**Provided material:**

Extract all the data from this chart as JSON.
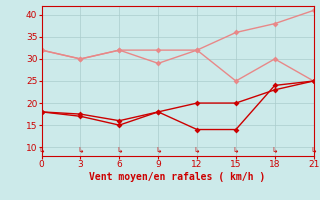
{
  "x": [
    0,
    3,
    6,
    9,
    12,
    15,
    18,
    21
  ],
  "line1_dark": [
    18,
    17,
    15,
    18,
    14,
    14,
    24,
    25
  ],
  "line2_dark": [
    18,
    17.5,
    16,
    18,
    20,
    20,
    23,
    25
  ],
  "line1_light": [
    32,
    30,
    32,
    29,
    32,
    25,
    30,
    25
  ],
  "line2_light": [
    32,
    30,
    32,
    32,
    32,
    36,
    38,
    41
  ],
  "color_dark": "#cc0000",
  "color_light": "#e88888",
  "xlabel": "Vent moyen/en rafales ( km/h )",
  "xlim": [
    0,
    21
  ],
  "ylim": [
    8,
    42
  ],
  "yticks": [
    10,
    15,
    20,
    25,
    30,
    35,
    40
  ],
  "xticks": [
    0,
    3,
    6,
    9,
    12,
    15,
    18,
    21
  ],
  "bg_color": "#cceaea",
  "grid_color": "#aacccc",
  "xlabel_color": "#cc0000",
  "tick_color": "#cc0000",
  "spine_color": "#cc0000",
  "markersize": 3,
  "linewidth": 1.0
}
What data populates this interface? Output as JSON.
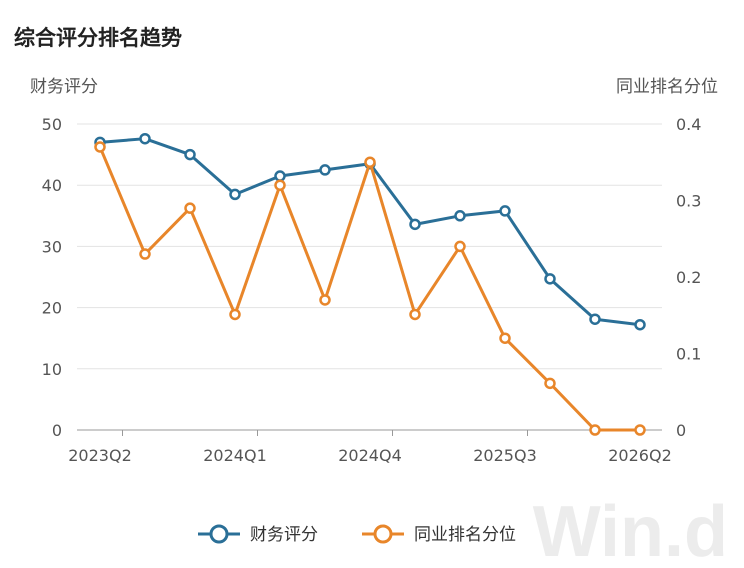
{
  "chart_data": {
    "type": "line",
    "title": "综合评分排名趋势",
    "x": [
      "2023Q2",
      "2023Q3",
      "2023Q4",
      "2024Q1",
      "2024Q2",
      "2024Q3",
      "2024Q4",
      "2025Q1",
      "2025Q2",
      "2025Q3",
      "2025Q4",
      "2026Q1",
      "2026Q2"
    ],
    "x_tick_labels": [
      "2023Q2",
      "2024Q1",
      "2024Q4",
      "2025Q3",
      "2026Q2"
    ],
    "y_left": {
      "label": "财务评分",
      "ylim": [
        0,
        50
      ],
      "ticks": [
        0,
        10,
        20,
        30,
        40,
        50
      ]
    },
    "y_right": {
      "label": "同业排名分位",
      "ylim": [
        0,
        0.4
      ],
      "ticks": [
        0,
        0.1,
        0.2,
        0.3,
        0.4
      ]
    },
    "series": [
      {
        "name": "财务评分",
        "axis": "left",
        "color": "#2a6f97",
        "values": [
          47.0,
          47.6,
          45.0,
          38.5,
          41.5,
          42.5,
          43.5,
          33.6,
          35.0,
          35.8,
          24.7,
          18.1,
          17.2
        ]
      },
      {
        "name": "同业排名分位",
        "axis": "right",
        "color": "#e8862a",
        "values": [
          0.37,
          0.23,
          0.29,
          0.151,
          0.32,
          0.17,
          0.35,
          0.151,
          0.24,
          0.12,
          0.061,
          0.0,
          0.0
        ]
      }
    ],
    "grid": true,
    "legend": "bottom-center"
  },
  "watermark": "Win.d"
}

**Stated problem:** Find each line that has the word "JSON", then copy it out.

**Exercise result:**
Extract all the data from this chart as JSON.
What data populates this interface? Output as JSON.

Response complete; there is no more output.